_DATA SHOWN_.
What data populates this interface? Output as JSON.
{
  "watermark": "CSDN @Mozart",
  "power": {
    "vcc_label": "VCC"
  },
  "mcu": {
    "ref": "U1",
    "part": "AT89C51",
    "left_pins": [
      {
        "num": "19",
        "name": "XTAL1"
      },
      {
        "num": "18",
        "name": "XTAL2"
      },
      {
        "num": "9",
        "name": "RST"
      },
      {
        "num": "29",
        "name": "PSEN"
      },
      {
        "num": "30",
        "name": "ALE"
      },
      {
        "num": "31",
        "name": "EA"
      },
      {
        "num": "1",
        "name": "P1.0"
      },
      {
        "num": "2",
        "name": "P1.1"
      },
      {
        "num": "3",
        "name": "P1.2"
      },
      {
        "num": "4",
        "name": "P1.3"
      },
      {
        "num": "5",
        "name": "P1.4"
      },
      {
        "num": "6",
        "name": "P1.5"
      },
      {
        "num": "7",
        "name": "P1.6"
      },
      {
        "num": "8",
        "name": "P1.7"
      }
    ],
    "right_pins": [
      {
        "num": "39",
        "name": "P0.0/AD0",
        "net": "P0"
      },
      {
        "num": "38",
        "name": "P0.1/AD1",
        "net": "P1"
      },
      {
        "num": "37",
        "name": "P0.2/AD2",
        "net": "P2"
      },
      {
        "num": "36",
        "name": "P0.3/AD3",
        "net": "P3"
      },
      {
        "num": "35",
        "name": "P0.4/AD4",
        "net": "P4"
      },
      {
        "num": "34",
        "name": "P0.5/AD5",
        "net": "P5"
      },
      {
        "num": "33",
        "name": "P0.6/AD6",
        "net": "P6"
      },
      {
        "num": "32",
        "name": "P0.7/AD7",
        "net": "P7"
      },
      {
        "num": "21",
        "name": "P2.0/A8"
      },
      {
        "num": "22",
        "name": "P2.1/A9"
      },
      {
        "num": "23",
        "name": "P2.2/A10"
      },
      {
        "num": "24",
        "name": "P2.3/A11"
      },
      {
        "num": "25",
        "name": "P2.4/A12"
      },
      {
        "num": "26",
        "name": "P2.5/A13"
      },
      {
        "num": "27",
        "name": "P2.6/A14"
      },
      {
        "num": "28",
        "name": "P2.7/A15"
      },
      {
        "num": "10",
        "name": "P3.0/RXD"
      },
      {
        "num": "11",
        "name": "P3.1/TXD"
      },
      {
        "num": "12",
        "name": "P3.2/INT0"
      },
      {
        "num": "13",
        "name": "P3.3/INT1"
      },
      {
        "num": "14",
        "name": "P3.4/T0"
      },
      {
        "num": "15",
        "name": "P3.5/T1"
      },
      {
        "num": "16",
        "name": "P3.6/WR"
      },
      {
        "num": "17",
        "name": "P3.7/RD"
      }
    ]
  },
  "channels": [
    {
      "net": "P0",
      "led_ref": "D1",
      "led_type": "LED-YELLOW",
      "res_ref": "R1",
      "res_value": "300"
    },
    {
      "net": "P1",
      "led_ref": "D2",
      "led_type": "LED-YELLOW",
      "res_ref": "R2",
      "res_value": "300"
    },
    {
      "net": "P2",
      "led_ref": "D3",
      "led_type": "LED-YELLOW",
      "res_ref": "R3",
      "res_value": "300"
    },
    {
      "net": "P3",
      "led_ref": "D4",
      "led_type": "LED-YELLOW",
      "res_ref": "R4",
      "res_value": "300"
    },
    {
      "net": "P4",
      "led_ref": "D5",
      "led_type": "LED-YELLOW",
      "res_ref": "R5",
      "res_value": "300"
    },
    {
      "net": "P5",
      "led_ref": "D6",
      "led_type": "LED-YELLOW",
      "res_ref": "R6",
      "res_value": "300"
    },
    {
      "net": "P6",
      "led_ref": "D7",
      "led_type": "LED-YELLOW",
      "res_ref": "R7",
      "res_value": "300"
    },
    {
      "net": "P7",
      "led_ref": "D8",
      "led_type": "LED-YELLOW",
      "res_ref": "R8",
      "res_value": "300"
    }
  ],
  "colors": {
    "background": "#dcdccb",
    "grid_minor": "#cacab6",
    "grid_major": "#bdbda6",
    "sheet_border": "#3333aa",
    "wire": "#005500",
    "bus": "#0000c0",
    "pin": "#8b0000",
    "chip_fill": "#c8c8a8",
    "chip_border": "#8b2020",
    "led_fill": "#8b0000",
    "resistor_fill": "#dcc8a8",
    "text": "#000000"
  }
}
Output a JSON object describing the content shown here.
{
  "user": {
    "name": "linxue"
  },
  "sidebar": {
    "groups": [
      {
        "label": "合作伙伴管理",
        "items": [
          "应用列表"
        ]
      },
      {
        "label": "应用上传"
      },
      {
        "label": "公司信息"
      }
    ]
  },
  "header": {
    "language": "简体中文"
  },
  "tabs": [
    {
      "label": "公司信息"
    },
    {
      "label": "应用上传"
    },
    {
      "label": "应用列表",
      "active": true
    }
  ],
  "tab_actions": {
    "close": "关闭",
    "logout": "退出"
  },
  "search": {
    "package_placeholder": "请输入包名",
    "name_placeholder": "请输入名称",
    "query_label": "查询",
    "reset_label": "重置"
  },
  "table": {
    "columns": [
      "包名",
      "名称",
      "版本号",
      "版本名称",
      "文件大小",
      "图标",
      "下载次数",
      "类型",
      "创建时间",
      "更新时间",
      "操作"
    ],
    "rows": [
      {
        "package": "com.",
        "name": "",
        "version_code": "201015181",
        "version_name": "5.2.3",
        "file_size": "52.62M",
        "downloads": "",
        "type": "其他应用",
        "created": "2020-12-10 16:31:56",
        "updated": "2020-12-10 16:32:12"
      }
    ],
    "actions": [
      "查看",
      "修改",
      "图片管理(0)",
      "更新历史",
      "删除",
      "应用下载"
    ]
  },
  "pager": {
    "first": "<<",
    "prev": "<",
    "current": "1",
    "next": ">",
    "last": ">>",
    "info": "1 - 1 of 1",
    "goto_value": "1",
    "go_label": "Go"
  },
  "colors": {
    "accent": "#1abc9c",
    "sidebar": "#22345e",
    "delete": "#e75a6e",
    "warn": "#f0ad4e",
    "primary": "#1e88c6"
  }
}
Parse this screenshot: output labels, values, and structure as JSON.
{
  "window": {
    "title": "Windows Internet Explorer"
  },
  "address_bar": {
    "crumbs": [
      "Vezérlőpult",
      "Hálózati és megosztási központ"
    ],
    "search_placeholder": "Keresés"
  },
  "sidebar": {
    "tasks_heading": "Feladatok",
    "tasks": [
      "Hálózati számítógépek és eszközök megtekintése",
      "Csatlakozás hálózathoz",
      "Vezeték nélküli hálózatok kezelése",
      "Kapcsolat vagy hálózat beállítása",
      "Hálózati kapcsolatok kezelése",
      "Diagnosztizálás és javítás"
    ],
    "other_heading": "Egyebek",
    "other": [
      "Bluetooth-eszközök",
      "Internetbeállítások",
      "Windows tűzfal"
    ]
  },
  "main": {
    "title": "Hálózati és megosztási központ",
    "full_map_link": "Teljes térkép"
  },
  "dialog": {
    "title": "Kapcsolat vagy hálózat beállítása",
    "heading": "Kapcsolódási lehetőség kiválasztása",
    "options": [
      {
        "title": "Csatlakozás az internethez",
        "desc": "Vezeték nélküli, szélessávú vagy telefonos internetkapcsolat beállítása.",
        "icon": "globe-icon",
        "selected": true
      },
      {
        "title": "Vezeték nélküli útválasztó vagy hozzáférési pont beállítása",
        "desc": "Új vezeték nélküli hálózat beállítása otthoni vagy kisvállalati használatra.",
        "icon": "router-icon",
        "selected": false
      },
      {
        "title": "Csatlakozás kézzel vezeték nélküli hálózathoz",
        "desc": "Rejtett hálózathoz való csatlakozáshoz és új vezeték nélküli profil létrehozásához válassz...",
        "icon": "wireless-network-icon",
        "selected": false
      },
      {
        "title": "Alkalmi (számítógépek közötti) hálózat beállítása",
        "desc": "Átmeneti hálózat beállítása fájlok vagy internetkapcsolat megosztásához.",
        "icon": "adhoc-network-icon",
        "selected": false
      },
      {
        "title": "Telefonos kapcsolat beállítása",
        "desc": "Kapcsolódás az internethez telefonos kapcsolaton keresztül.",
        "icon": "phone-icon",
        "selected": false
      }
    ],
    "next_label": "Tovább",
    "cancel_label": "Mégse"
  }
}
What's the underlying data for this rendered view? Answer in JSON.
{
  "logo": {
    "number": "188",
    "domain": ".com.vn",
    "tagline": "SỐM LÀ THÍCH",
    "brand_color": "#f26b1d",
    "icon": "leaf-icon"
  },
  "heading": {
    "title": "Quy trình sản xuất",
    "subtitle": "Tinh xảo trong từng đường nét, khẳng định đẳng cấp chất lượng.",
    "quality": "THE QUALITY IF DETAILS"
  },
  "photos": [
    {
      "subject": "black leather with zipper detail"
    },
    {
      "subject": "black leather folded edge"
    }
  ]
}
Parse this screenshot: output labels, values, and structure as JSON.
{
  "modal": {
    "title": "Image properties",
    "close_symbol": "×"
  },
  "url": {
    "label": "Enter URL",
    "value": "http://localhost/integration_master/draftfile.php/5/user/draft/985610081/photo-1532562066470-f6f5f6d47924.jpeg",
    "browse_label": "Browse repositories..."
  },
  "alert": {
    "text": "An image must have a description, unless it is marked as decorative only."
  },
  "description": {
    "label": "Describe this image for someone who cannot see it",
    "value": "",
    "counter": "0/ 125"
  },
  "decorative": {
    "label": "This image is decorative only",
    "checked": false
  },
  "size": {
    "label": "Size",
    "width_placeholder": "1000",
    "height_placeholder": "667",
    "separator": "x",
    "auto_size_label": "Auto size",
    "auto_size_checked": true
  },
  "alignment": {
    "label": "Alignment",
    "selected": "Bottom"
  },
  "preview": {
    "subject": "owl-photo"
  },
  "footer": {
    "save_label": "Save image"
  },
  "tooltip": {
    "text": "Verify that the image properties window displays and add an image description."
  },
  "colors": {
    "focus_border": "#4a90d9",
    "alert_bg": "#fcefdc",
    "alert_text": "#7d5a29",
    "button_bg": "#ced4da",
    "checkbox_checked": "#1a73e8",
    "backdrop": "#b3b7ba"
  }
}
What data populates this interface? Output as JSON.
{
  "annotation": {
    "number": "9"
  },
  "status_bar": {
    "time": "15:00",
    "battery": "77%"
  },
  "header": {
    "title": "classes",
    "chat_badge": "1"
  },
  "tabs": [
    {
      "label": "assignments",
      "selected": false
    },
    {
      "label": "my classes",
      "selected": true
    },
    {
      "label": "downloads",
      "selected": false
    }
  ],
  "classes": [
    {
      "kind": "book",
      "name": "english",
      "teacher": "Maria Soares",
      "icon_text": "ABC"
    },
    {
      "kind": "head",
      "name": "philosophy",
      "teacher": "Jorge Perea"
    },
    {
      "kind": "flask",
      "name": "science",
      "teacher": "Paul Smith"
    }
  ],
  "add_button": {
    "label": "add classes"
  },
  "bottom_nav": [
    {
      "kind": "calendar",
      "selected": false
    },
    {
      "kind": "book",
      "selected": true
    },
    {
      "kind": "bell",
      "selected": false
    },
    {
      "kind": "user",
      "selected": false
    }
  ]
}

_REQUIRED TASK_. In the listing above, find each line with the word "subject" and copy it.

_THE RESPONSE_.
      "subject": "black leather with zipper detail"
      "subject": "black leather folded edge"
    "subject": "owl-photo"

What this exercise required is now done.